What is required: Each entry below is to be written out exactly, and the pictures are to be left out.

Collection entries:
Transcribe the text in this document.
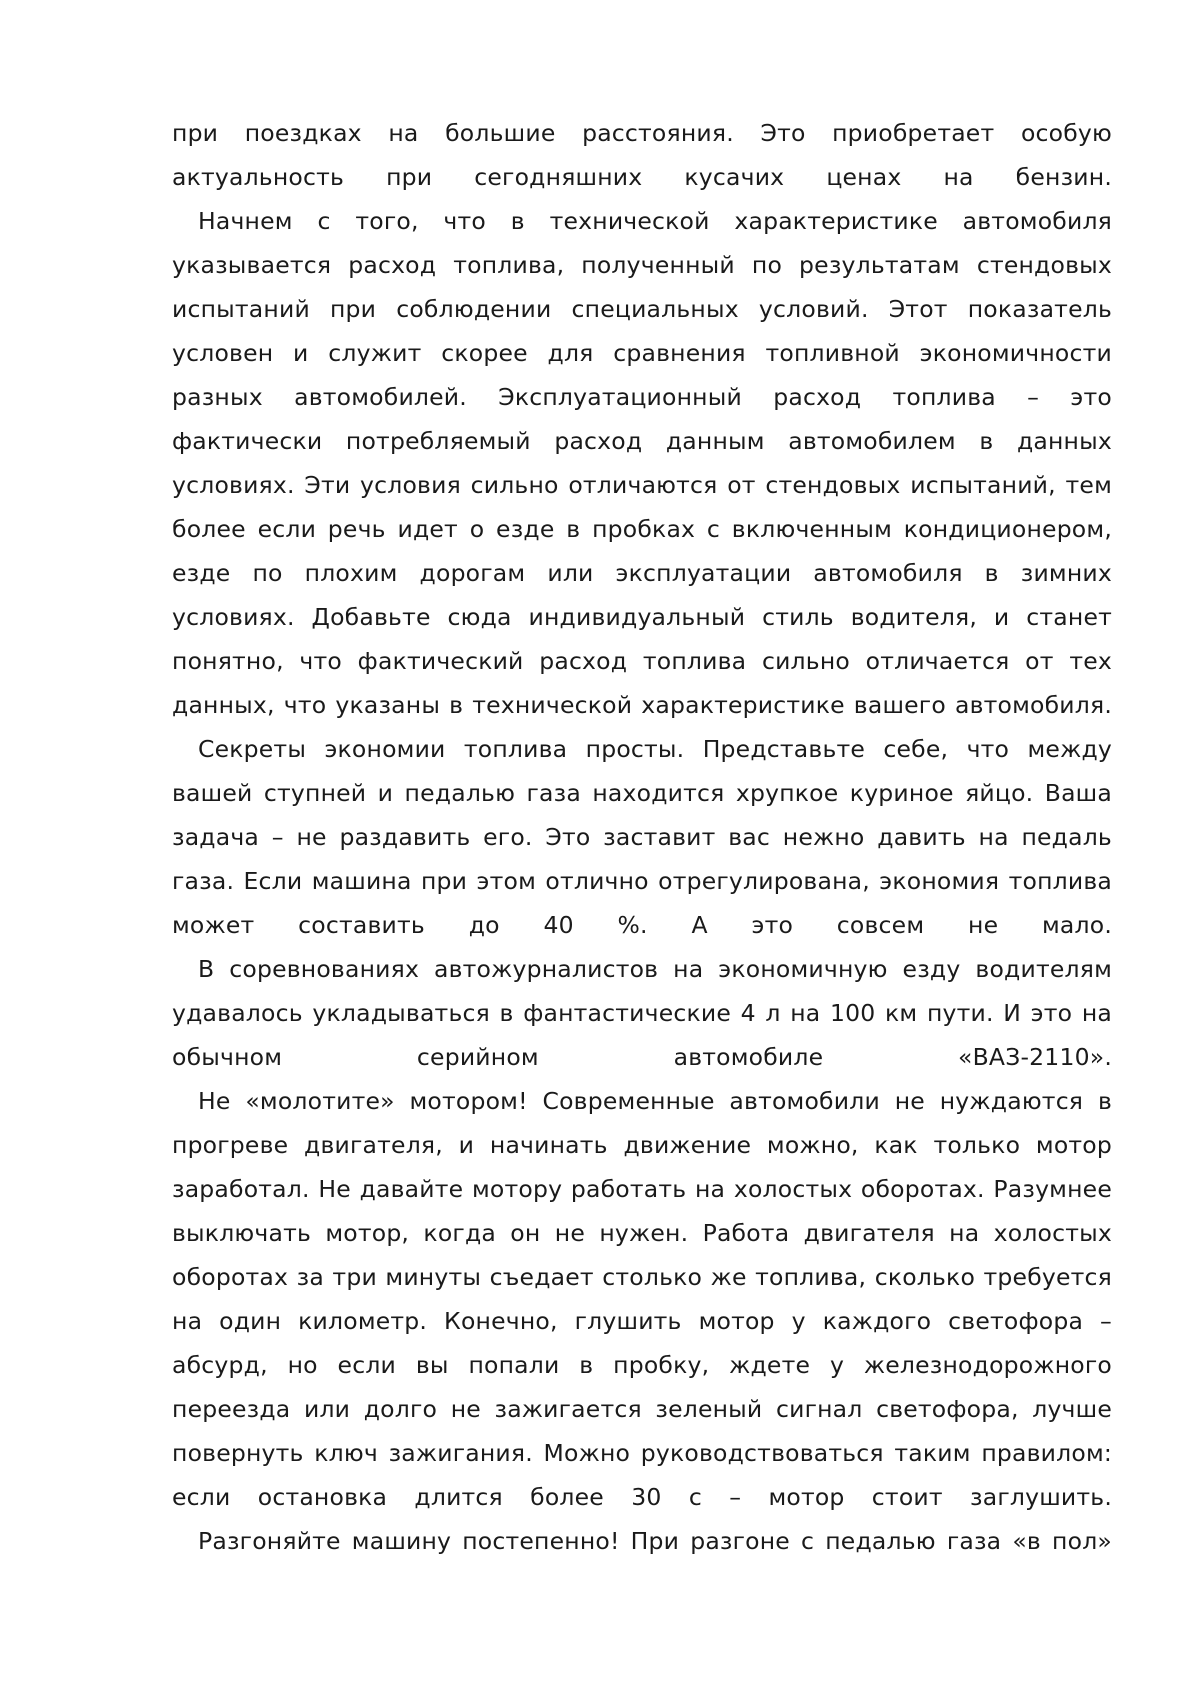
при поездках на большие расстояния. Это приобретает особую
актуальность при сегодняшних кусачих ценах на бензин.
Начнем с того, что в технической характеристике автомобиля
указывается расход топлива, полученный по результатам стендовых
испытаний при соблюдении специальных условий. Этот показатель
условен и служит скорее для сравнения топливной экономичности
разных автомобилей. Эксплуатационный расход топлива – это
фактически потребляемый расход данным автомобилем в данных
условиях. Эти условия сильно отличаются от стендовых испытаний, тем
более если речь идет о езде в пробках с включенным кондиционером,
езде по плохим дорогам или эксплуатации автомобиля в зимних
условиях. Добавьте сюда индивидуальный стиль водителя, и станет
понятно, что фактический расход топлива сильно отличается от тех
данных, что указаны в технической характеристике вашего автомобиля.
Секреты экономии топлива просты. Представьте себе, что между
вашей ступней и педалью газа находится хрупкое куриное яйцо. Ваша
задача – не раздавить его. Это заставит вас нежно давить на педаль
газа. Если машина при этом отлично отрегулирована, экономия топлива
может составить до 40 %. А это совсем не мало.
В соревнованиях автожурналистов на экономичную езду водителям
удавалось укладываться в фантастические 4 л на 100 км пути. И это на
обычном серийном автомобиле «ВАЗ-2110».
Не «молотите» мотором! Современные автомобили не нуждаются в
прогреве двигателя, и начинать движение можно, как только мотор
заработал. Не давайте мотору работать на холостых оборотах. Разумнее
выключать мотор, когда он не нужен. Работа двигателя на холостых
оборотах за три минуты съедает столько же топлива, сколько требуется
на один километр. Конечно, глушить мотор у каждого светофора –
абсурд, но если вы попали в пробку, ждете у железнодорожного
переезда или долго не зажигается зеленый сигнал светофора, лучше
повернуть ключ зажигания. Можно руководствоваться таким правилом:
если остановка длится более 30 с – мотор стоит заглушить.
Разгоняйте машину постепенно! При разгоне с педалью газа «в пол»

Output for this exercise:
Transcribe the text in this document.
при поездках на большие расстояния. Это приобретает особую
актуальность при сегодняшних кусачих ценах на бензин.
Начнем с того, что в технической характеристике автомобиля
указывается расход топлива, полученный по результатам стендовых
испытаний при соблюдении специальных условий. Этот показатель
условен и служит скорее для сравнения топливной экономичности
разных автомобилей. Эксплуатационный расход топлива – это
фактически потребляемый расход данным автомобилем в данных
условиях. Эти условия сильно отличаются от стендовых испытаний, тем
более если речь идет о езде в пробках с включенным кондиционером,
езде по плохим дорогам или эксплуатации автомобиля в зимних
условиях. Добавьте сюда индивидуальный стиль водителя, и станет
понятно, что фактический расход топлива сильно отличается от тех
данных, что указаны в технической характеристике вашего автомобиля.
Секреты экономии топлива просты. Представьте себе, что между
вашей ступней и педалью газа находится хрупкое куриное яйцо. Ваша
задача – не раздавить его. Это заставит вас нежно давить на педаль
газа. Если машина при этом отлично отрегулирована, экономия топлива
может составить до 40 %. А это совсем не мало.
В соревнованиях автожурналистов на экономичную езду водителям
удавалось укладываться в фантастические 4 л на 100 км пути. И это на
обычном серийном автомобиле «ВАЗ-2110».
Не «молотите» мотором! Современные автомобили не нуждаются в
прогреве двигателя, и начинать движение можно, как только мотор
заработал. Не давайте мотору работать на холостых оборотах. Разумнее
выключать мотор, когда он не нужен. Работа двигателя на холостых
оборотах за три минуты съедает столько же топлива, сколько требуется
на один километр. Конечно, глушить мотор у каждого светофора –
абсурд, но если вы попали в пробку, ждете у железнодорожного
переезда или долго не зажигается зеленый сигнал светофора, лучше
повернуть ключ зажигания. Можно руководствоваться таким правилом:
если остановка длится более 30 с – мотор стоит заглушить.
Разгоняйте машину постепенно! При разгоне с педалью газа «в пол»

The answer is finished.